Quote the entries word for word. Omit the pictures.

::: Data section :::

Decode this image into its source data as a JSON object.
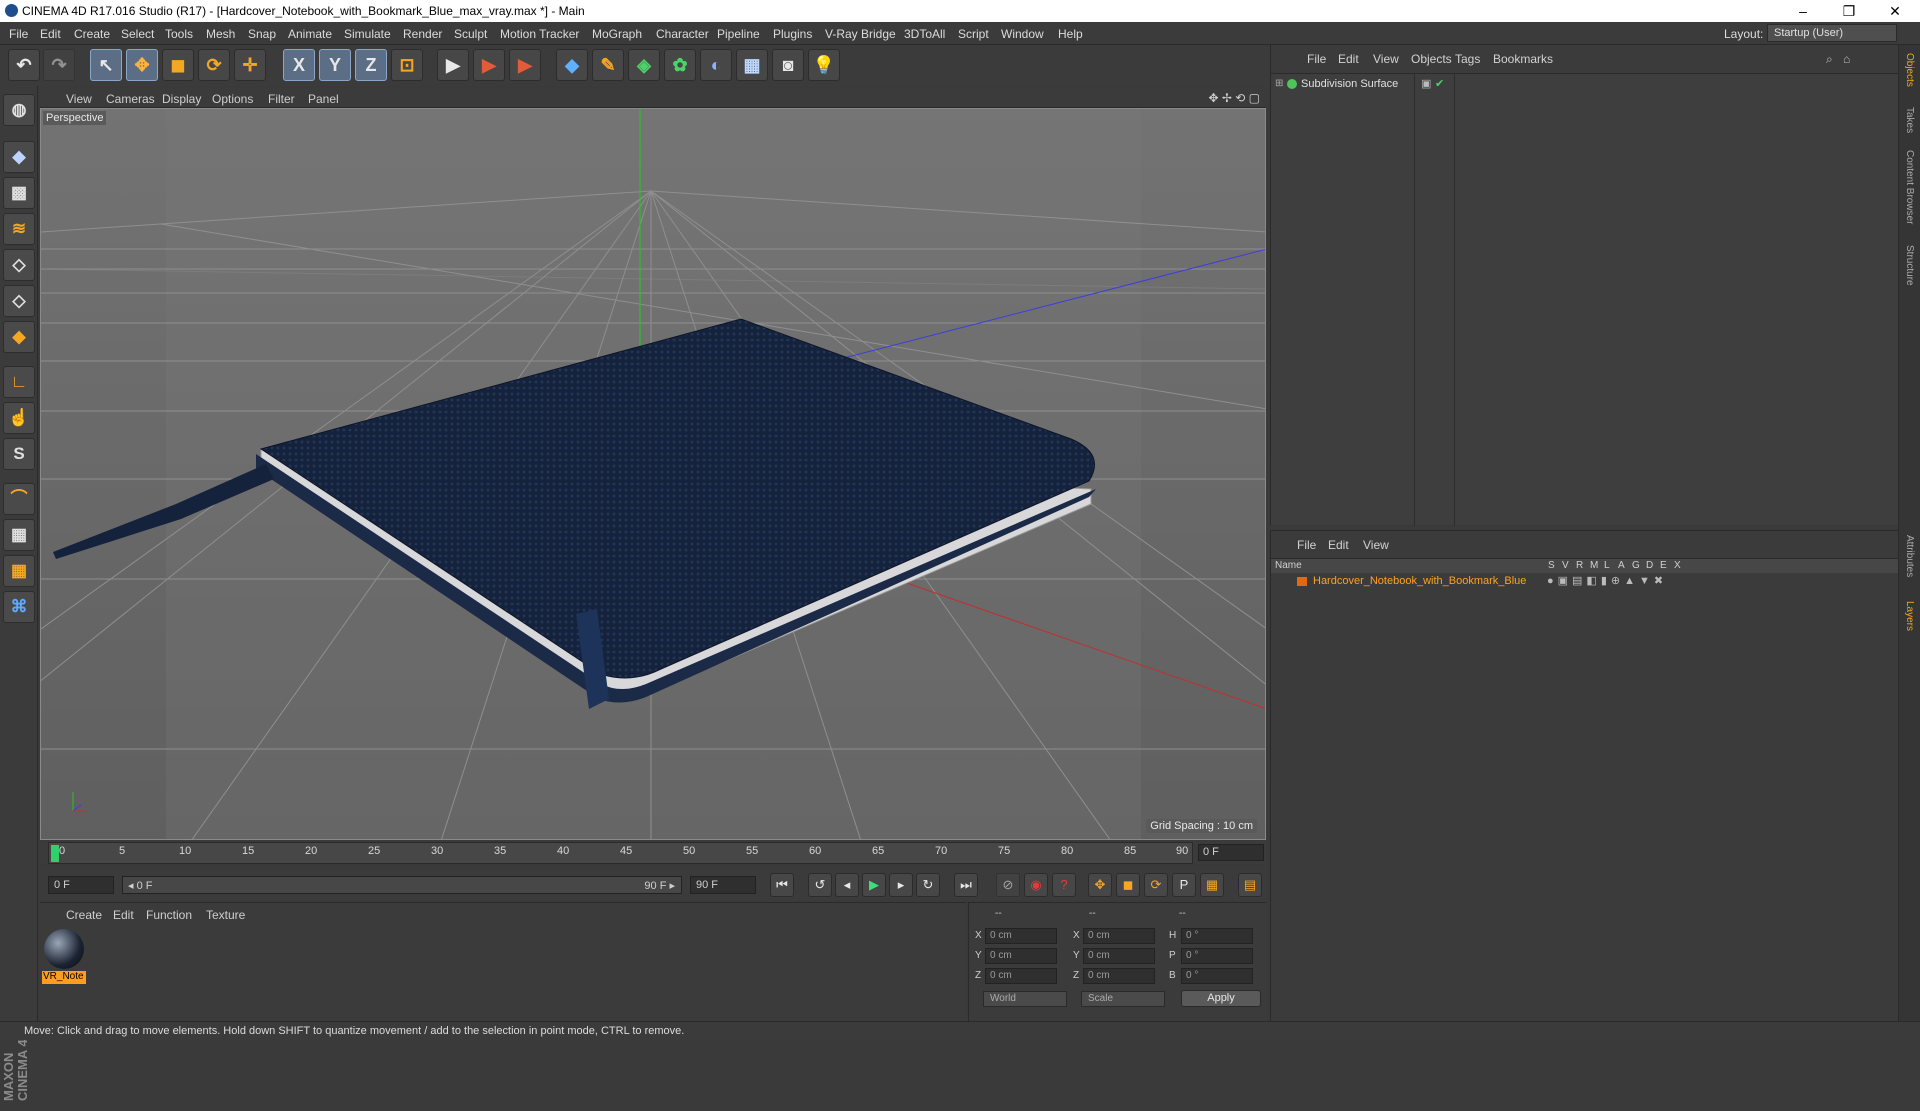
{
  "window": {
    "title": "CINEMA 4D R17.016 Studio (R17) - [Hardcover_Notebook_with_Bookmark_Blue_max_vray.max *] - Main",
    "minimize": "–",
    "maximize": "❐",
    "close": "✕"
  },
  "menu": [
    "File",
    "Edit",
    "Create",
    "Select",
    "Tools",
    "Mesh",
    "Snap",
    "Animate",
    "Simulate",
    "Render",
    "Sculpt",
    "Motion Tracker",
    "MoGraph",
    "Character",
    "Pipeline",
    "Plugins",
    "V-Ray Bridge",
    "3DToAll",
    "Script",
    "Window",
    "Help"
  ],
  "layout": {
    "label": "Layout:",
    "value": "Startup (User)"
  },
  "toolbar": {
    "undo": "↶",
    "redo": "↷",
    "select": "↖",
    "move": "✥",
    "scale": "◼",
    "rotate": "⟳",
    "transform": "✛",
    "axis_x": "X",
    "axis_y": "Y",
    "axis_z": "Z",
    "coord": "⊡",
    "render_view": "▶",
    "render_pv": "▶",
    "render_settings": "▶",
    "cube": "◆",
    "pen": "✎",
    "subdiv": "◈",
    "array": "✿",
    "deformer": "◐",
    "floor": "▦",
    "camera": "◙",
    "light": "💡"
  },
  "viewport": {
    "menu": [
      "View",
      "Cameras",
      "Display",
      "Options",
      "Filter",
      "Panel"
    ],
    "label": "Perspective",
    "grid_spacing": "Grid Spacing : 10 cm"
  },
  "timeline": {
    "ticks": [
      "0",
      "5",
      "10",
      "15",
      "20",
      "25",
      "30",
      "35",
      "40",
      "45",
      "50",
      "55",
      "60",
      "65",
      "70",
      "75",
      "80",
      "85",
      "90"
    ],
    "current": "0 F"
  },
  "transport": {
    "start": "0 F",
    "range_start": "◂ 0 F",
    "range_end": "90 F ▸",
    "end": "90 F"
  },
  "materials": {
    "menu": [
      "Create",
      "Edit",
      "Function",
      "Texture"
    ],
    "items": [
      {
        "label": "VR_Note"
      }
    ]
  },
  "coordinates": {
    "headers": [
      "--",
      "--",
      "--"
    ],
    "rows": [
      {
        "a": "X",
        "av": "0 cm",
        "b": "X",
        "bv": "0 cm",
        "c": "H",
        "cv": "0 °"
      },
      {
        "a": "Y",
        "av": "0 cm",
        "b": "Y",
        "bv": "0 cm",
        "c": "P",
        "cv": "0 °"
      },
      {
        "a": "Z",
        "av": "0 cm",
        "b": "Z",
        "bv": "0 cm",
        "c": "B",
        "cv": "0 °"
      }
    ],
    "mode": "World",
    "scale": "Scale",
    "apply": "Apply"
  },
  "object_manager": {
    "menu": [
      "File",
      "Edit",
      "View",
      "Objects",
      "Tags",
      "Bookmarks"
    ],
    "object": "Subdivision Surface"
  },
  "layer_manager": {
    "menu": [
      "File",
      "Edit",
      "View"
    ],
    "columns": [
      "Name",
      "S",
      "V",
      "R",
      "M",
      "L",
      "A",
      "G",
      "D",
      "E",
      "X"
    ],
    "layer": "Hardcover_Notebook_with_Bookmark_Blue"
  },
  "right_tabs": [
    "Objects",
    "Takes",
    "Content Browser",
    "Structure",
    "Attributes",
    "Layers"
  ],
  "status": "Move: Click and drag to move elements. Hold down SHIFT to quantize movement / add to the selection in point mode, CTRL to remove.",
  "maxon": {
    "line1": "MAXON",
    "line2": "CINEMA 4D"
  },
  "colors": {
    "accent": "#ff9d1c",
    "layer": "#ffa21f",
    "notebook": "#14203a"
  }
}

:::

Right answer:
Decode this image into its source data as a JSON object.
{
  "window": {
    "title": "CINEMA 4D R17.016 Studio (R17) - [Hardcover_Notebook_with_Bookmark_Blue_max_vray.max *] - Main",
    "minimize": "–",
    "maximize": "❐",
    "close": "✕"
  },
  "menu": [
    "File",
    "Edit",
    "Create",
    "Select",
    "Tools",
    "Mesh",
    "Snap",
    "Animate",
    "Simulate",
    "Render",
    "Sculpt",
    "Motion Tracker",
    "MoGraph",
    "Character",
    "Pipeline",
    "Plugins",
    "V-Ray Bridge",
    "3DToAll",
    "Script",
    "Window",
    "Help"
  ],
  "layout": {
    "label": "Layout:",
    "value": "Startup (User)"
  },
  "toolbar": {
    "undo": "↶",
    "redo": "↷",
    "select": "↖",
    "move": "✥",
    "scale": "◼",
    "rotate": "⟳",
    "transform": "✛",
    "axis_x": "X",
    "axis_y": "Y",
    "axis_z": "Z",
    "coord": "⊡",
    "render_view": "▶",
    "render_pv": "▶",
    "render_settings": "▶",
    "cube": "◆",
    "pen": "✎",
    "subdiv": "◈",
    "array": "✿",
    "deformer": "◐",
    "floor": "▦",
    "camera": "◙",
    "light": "💡"
  },
  "viewport": {
    "menu": [
      "View",
      "Cameras",
      "Display",
      "Options",
      "Filter",
      "Panel"
    ],
    "label": "Perspective",
    "grid_spacing": "Grid Spacing : 10 cm"
  },
  "timeline": {
    "ticks": [
      "0",
      "5",
      "10",
      "15",
      "20",
      "25",
      "30",
      "35",
      "40",
      "45",
      "50",
      "55",
      "60",
      "65",
      "70",
      "75",
      "80",
      "85",
      "90"
    ],
    "current": "0 F"
  },
  "transport": {
    "start": "0 F",
    "range_start": "◂ 0 F",
    "range_end": "90 F ▸",
    "end": "90 F"
  },
  "materials": {
    "menu": [
      "Create",
      "Edit",
      "Function",
      "Texture"
    ],
    "items": [
      {
        "label": "VR_Note"
      }
    ]
  },
  "coordinates": {
    "headers": [
      "--",
      "--",
      "--"
    ],
    "rows": [
      {
        "a": "X",
        "av": "0 cm",
        "b": "X",
        "bv": "0 cm",
        "c": "H",
        "cv": "0 °"
      },
      {
        "a": "Y",
        "av": "0 cm",
        "b": "Y",
        "bv": "0 cm",
        "c": "P",
        "cv": "0 °"
      },
      {
        "a": "Z",
        "av": "0 cm",
        "b": "Z",
        "bv": "0 cm",
        "c": "B",
        "cv": "0 °"
      }
    ],
    "mode": "World",
    "scale": "Scale",
    "apply": "Apply"
  },
  "object_manager": {
    "menu": [
      "File",
      "Edit",
      "View",
      "Objects",
      "Tags",
      "Bookmarks"
    ],
    "object": "Subdivision Surface"
  },
  "layer_manager": {
    "menu": [
      "File",
      "Edit",
      "View"
    ],
    "columns": [
      "Name",
      "S",
      "V",
      "R",
      "M",
      "L",
      "A",
      "G",
      "D",
      "E",
      "X"
    ],
    "layer": "Hardcover_Notebook_with_Bookmark_Blue"
  },
  "right_tabs": [
    "Objects",
    "Takes",
    "Content Browser",
    "Structure",
    "Attributes",
    "Layers"
  ],
  "status": "Move: Click and drag to move elements. Hold down SHIFT to quantize movement / add to the selection in point mode, CTRL to remove.",
  "maxon": {
    "line1": "MAXON",
    "line2": "CINEMA 4D"
  },
  "colors": {
    "accent": "#ff9d1c",
    "layer": "#ffa21f",
    "notebook": "#14203a"
  }
}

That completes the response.